• _SHORT EXERCISE_
Reproduce each line bearing the word "color".

(Records excerpted from a collection)
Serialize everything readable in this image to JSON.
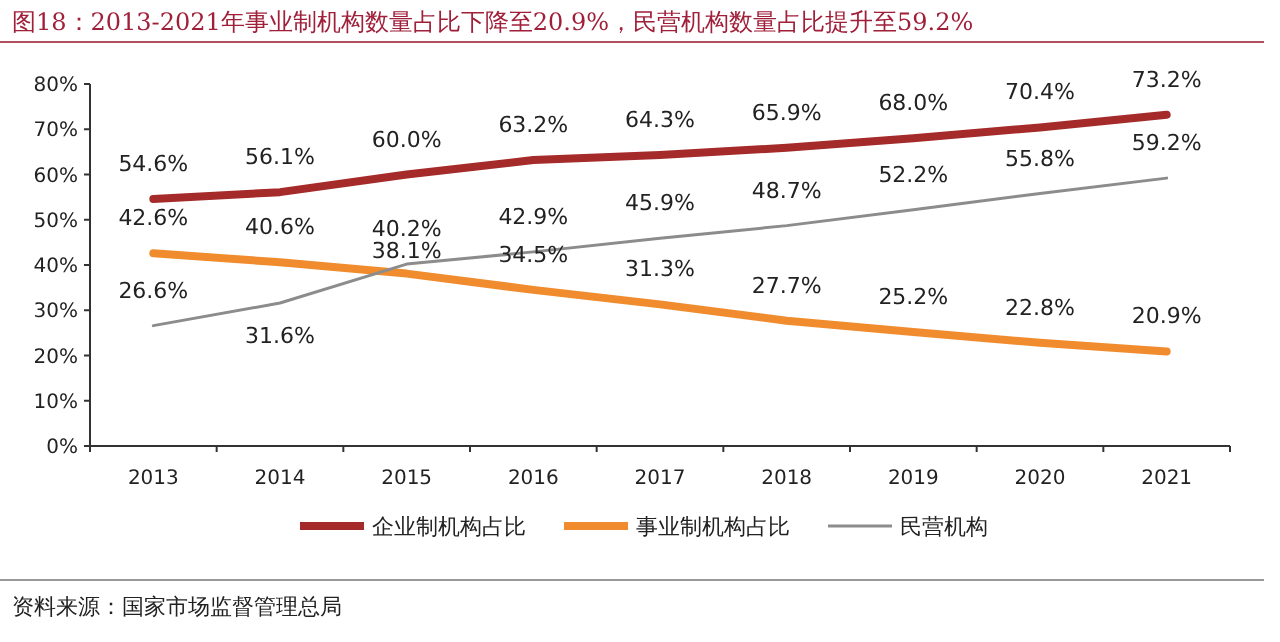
{
  "chart_data": {
    "type": "line",
    "title": "图18：2013-2021年事业制机构数量占比下降至20.9%，民营机构数量占比提升至59.2%",
    "annotations": [
      "资料来源：国家市场监督管理总局"
    ],
    "categories": [
      "2013",
      "2014",
      "2015",
      "2016",
      "2017",
      "2018",
      "2019",
      "2020",
      "2021"
    ],
    "series": [
      {
        "name": "企业制机构占比",
        "color": "#a52a2a",
        "values": [
          54.6,
          56.1,
          60.0,
          63.2,
          64.3,
          65.9,
          68.0,
          70.4,
          73.2
        ]
      },
      {
        "name": "事业制机构占比",
        "color": "#f08c2e",
        "values": [
          42.6,
          40.6,
          38.1,
          34.5,
          31.3,
          27.7,
          25.2,
          22.8,
          20.9
        ]
      },
      {
        "name": "民营机构",
        "color": "#8c8c8c",
        "values": [
          26.6,
          31.6,
          40.2,
          42.9,
          45.9,
          48.7,
          52.2,
          55.8,
          59.2
        ]
      }
    ],
    "ylim": [
      0,
      80
    ],
    "yticks": [
      {
        "value": 0,
        "label": "0%"
      },
      {
        "value": 10,
        "label": "10%"
      },
      {
        "value": 20,
        "label": "20%"
      },
      {
        "value": 30,
        "label": "30%"
      },
      {
        "value": 40,
        "label": "40%"
      },
      {
        "value": 50,
        "label": "50%"
      },
      {
        "value": 60,
        "label": "60%"
      },
      {
        "value": 70,
        "label": "70%"
      },
      {
        "value": 80,
        "label": "80%"
      }
    ],
    "value_labels": [
      [
        "54.6%",
        "56.1%",
        "60.0%",
        "63.2%",
        "64.3%",
        "65.9%",
        "68.0%",
        "70.4%",
        "73.2%"
      ],
      [
        "42.6%",
        "40.6%",
        "38.1%",
        "34.5%",
        "31.3%",
        "27.7%",
        "25.2%",
        "22.8%",
        "20.9%"
      ],
      [
        "26.6%",
        "31.6%",
        "40.2%",
        "42.9%",
        "45.9%",
        "48.7%",
        "52.2%",
        "55.8%",
        "59.2%"
      ]
    ],
    "legend": "bottom",
    "grid": false,
    "marker": "none",
    "line_style": "solid"
  }
}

• _FINAL RESULT_
        "color": "#a52a2a",
        "color": "#f08c2e",
        "color": "#8c8c8c",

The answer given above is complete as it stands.